▽

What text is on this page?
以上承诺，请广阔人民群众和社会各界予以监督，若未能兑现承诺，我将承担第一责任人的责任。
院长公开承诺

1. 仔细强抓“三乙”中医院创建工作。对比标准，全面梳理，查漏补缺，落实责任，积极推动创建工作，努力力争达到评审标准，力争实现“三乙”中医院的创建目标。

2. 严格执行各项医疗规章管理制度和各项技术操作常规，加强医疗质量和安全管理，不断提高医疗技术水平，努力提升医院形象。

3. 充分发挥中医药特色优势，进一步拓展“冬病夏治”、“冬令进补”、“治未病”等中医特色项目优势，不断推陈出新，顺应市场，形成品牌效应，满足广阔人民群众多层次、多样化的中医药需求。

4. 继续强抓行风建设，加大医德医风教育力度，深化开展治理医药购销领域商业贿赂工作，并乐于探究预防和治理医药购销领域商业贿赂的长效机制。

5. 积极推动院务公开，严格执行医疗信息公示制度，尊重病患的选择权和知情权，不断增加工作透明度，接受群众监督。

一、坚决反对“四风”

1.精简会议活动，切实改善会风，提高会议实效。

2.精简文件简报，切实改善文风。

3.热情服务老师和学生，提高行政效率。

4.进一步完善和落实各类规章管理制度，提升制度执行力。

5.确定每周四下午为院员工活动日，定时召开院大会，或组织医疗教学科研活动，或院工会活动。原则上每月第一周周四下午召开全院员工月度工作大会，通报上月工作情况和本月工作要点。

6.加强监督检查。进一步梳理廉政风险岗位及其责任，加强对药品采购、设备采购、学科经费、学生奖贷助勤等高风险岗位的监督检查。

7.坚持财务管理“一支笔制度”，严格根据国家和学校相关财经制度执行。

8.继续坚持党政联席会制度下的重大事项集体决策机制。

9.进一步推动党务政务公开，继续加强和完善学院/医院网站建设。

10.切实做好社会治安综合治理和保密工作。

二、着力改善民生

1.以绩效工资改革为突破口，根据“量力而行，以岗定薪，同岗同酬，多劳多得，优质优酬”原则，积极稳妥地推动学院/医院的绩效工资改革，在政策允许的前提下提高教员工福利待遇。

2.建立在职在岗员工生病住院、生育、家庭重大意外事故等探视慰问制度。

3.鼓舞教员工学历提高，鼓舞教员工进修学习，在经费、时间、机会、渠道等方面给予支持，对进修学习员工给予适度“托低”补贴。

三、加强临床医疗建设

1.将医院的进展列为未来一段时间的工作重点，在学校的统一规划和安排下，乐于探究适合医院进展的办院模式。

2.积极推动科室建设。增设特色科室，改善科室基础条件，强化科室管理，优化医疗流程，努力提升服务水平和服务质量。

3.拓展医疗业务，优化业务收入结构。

△

◆ Given request ◆
Reproduce each entry above exactly, keeping every word.

◆ Result for this exercise ◆
What text is on this page?
以上承诺，请广阔人民群众和社会各界予以监督，若未能兑现承诺，我将承担第一责任人的责任。
院长公开承诺

1. 仔细强抓“三乙”中医院创建工作。对比标准，全面梳理，查漏补缺，落实责任，积极推动创建工作，努力力争达到评审标准，力争实现“三乙”中医院的创建目标。

2. 严格执行各项医疗规章管理制度和各项技术操作常规，加强医疗质量和安全管理，不断提高医疗技术水平，努力提升医院形象。

3. 充分发挥中医药特色优势，进一步拓展“冬病夏治”、“冬令进补”、“治未病”等中医特色项目优势，不断推陈出新，顺应市场，形成品牌效应，满足广阔人民群众多层次、多样化的中医药需求。

4. 继续强抓行风建设，加大医德医风教育力度，深化开展治理医药购销领域商业贿赂工作，并乐于探究预防和治理医药购销领域商业贿赂的长效机制。

5. 积极推动院务公开，严格执行医疗信息公示制度，尊重病患的选择权和知情权，不断增加工作透明度，接受群众监督。

一、坚决反对“四风”

1.精简会议活动，切实改善会风，提高会议实效。

2.精简文件简报，切实改善文风。

3.热情服务老师和学生，提高行政效率。

4.进一步完善和落实各类规章管理制度，提升制度执行力。

5.确定每周四下午为院员工活动日，定时召开院大会，或组织医疗教学科研活动，或院工会活动。原则上每月第一周周四下午召开全院员工月度工作大会，通报上月工作情况和本月工作要点。

6.加强监督检查。进一步梳理廉政风险岗位及其责任，加强对药品采购、设备采购、学科经费、学生奖贷助勤等高风险岗位的监督检查。

7.坚持财务管理“一支笔制度”，严格根据国家和学校相关财经制度执行。

8.继续坚持党政联席会制度下的重大事项集体决策机制。

9.进一步推动党务政务公开，继续加强和完善学院/医院网站建设。

10.切实做好社会治安综合治理和保密工作。

二、着力改善民生

1.以绩效工资改革为突破口，根据“量力而行，以岗定薪，同岗同酬，多劳多得，优质优酬”原则，积极稳妥地推动学院/医院的绩效工资改革，在政策允许的前提下提高教员工福利待遇。

2.建立在职在岗员工生病住院、生育、家庭重大意外事故等探视慰问制度。

3.鼓舞教员工学历提高，鼓舞教员工进修学习，在经费、时间、机会、渠道等方面给予支持，对进修学习员工给予适度“托低”补贴。

三、加强临床医疗建设

1.将医院的进展列为未来一段时间的工作重点，在学校的统一规划和安排下，乐于探究适合医院进展的办院模式。

2.积极推动科室建设。增设特色科室，改善科室基础条件，强化科室管理，优化医疗流程，努力提升服务水平和服务质量。

3.拓展医疗业务，优化业务收入结构。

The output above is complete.